start Dataset records

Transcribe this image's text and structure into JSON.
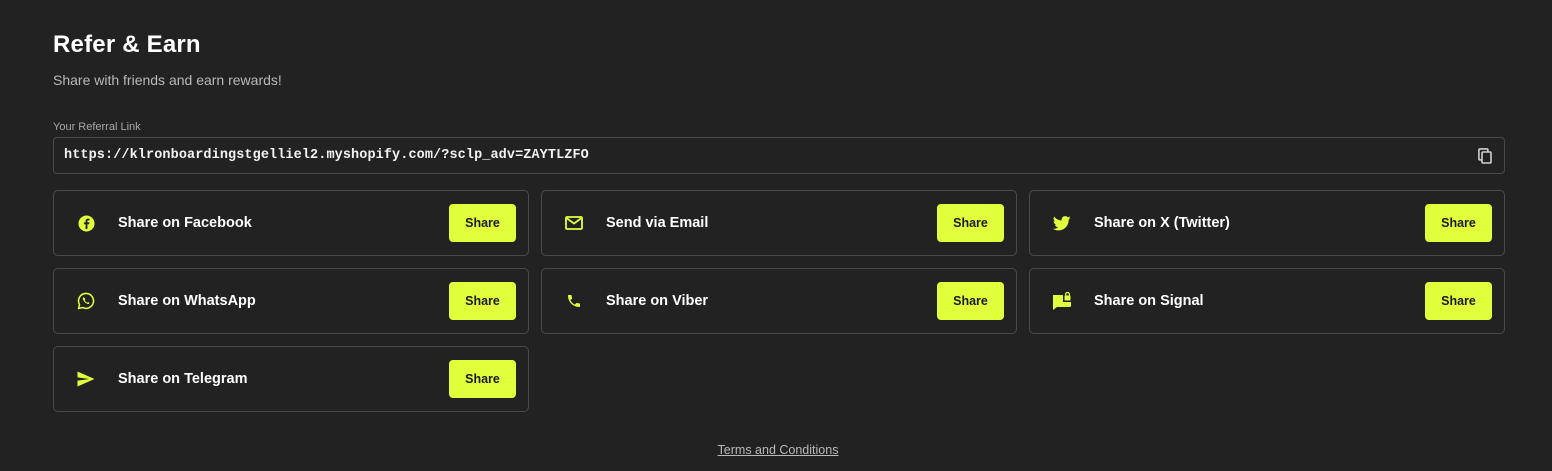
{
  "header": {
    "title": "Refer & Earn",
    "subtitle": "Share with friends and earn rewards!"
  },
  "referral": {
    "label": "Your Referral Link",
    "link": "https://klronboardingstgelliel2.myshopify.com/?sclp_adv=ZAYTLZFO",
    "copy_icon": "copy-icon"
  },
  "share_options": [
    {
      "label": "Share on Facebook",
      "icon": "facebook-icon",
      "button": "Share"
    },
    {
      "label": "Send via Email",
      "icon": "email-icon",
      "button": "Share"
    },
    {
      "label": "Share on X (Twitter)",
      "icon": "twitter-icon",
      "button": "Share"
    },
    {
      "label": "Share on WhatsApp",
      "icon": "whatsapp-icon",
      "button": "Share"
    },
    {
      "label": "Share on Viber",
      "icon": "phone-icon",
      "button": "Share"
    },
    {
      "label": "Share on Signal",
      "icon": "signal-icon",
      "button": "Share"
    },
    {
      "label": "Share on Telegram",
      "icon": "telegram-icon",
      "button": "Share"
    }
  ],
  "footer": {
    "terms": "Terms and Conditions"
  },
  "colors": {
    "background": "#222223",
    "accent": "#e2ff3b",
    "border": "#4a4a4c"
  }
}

end Dataset records
start Dataset records

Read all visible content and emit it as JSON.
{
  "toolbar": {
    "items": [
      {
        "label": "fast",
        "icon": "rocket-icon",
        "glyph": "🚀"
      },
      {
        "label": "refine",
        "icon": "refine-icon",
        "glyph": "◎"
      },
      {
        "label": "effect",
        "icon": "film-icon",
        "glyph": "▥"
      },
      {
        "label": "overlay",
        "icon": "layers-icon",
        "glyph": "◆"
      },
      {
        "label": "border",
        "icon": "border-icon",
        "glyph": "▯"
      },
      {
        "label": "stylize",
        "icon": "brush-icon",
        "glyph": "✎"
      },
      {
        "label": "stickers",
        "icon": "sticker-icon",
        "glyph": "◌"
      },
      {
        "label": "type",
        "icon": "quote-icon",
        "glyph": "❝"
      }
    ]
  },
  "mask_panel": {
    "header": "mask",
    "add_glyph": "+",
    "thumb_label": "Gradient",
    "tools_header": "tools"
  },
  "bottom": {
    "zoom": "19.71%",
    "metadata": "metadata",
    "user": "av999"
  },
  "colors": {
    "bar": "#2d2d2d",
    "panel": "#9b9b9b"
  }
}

end Dataset records

● Task to carry out
Copy each line of the listing that contains the string "JSON".

● Result
Transcribe this image's text and structure into JSON.
Read all visible content and emit it as JSON.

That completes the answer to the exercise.